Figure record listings
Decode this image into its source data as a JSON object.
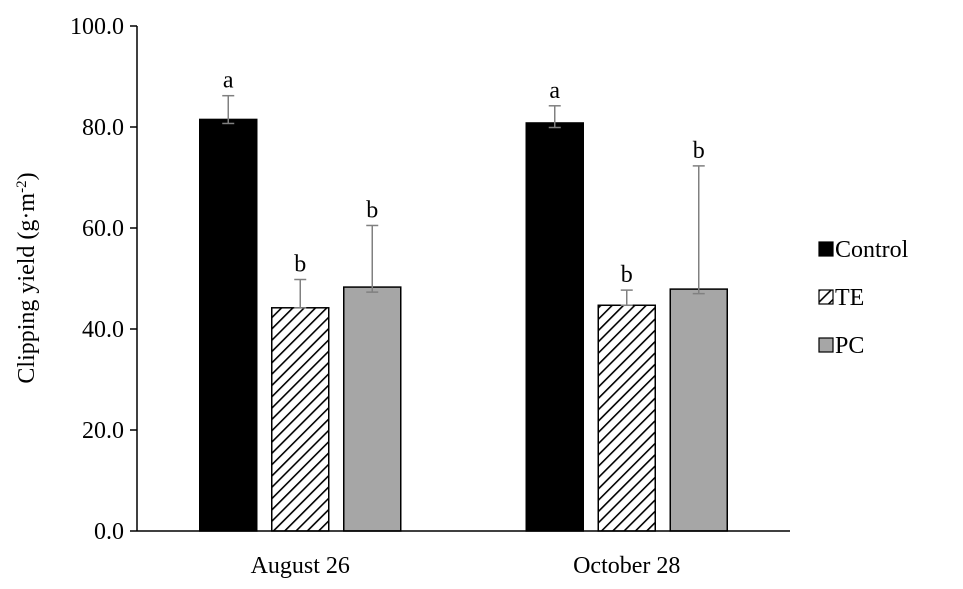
{
  "chart_data": {
    "type": "bar",
    "categories": [
      "August 26",
      "October 28"
    ],
    "series": [
      {
        "name": "Control",
        "values": [
          81.5,
          80.8
        ],
        "error_upper": [
          86.2,
          84.2
        ],
        "error_lower": [
          80.7,
          79.9
        ],
        "labels": [
          "a",
          "a"
        ],
        "color": "#000000",
        "pattern": "solid"
      },
      {
        "name": "TE",
        "values": [
          44.2,
          44.7
        ],
        "error_upper": [
          49.8,
          47.7
        ],
        "error_lower": [
          44.2,
          44.7
        ],
        "labels": [
          "b",
          "b"
        ],
        "color": "#ffffff",
        "pattern": "hatched"
      },
      {
        "name": "PC",
        "values": [
          48.3,
          47.9
        ],
        "error_upper": [
          60.5,
          72.3
        ],
        "error_lower": [
          47.3,
          47.0
        ],
        "labels": [
          "b",
          "b"
        ],
        "color": "#a6a6a6",
        "pattern": "solid"
      }
    ],
    "ylabel": "Clipping yield (g·m",
    "ylabel_sup": "-2",
    "ylabel_close": ")",
    "ylim": [
      0,
      100
    ],
    "yticks": [
      "0.0",
      "20.0",
      "40.0",
      "60.0",
      "80.0",
      "100.0"
    ],
    "ytick_values": [
      0,
      20,
      40,
      60,
      80,
      100
    ],
    "grid": false,
    "legend_position": "right"
  }
}
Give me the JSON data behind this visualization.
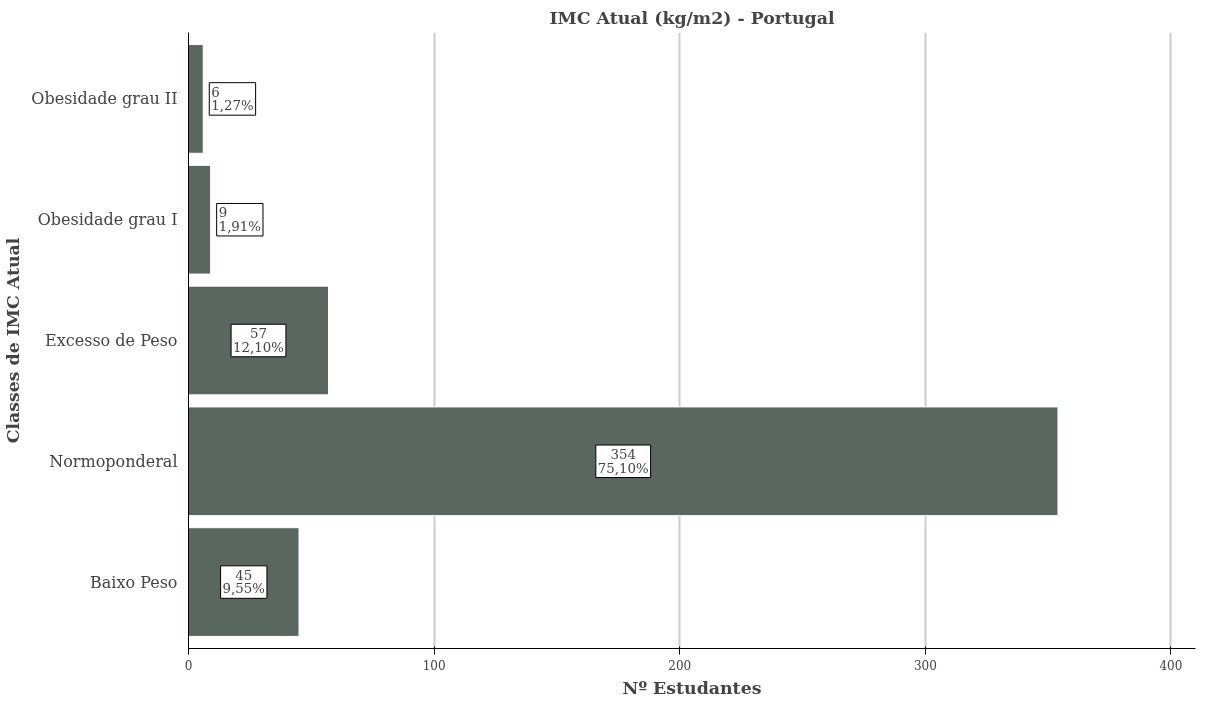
{
  "chart_data": {
    "type": "bar",
    "orientation": "horizontal",
    "title": "IMC Atual (kg/m2) - Portugal",
    "xlabel": "Nº Estudantes",
    "ylabel": "Classes de IMC Atual",
    "categories": [
      "Obesidade grau II",
      "Obesidade grau I",
      "Excesso de Peso",
      "Normoponderal",
      "Baixo Peso"
    ],
    "values": [
      6,
      9,
      57,
      354,
      45
    ],
    "value_labels": [
      "6\n1,27%",
      "9\n1,91%",
      "57\n12,10%",
      "354\n75,10%",
      "45\n9,55%"
    ],
    "color": "#5a6660",
    "xlim": [
      0,
      410
    ],
    "xticks": [
      0,
      100,
      200,
      300,
      400
    ],
    "grid": "x"
  }
}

EXERCISE TASK: Extract, character for character, every line from the one that holds "Give me the" through the end of the entries above. Include both boundary lines and no pictures.

COMPLETE RESPONSE:
Give me the JSON data behind this visualization.
{
  "chart_data": {
    "type": "bar",
    "orientation": "horizontal",
    "title": "IMC Atual (kg/m2) - Portugal",
    "xlabel": "Nº Estudantes",
    "ylabel": "Classes de IMC Atual",
    "categories": [
      "Obesidade grau II",
      "Obesidade grau I",
      "Excesso de Peso",
      "Normoponderal",
      "Baixo Peso"
    ],
    "values": [
      6,
      9,
      57,
      354,
      45
    ],
    "value_labels": [
      "6\n1,27%",
      "9\n1,91%",
      "57\n12,10%",
      "354\n75,10%",
      "45\n9,55%"
    ],
    "color": "#5a6660",
    "xlim": [
      0,
      410
    ],
    "xticks": [
      0,
      100,
      200,
      300,
      400
    ],
    "grid": "x"
  }
}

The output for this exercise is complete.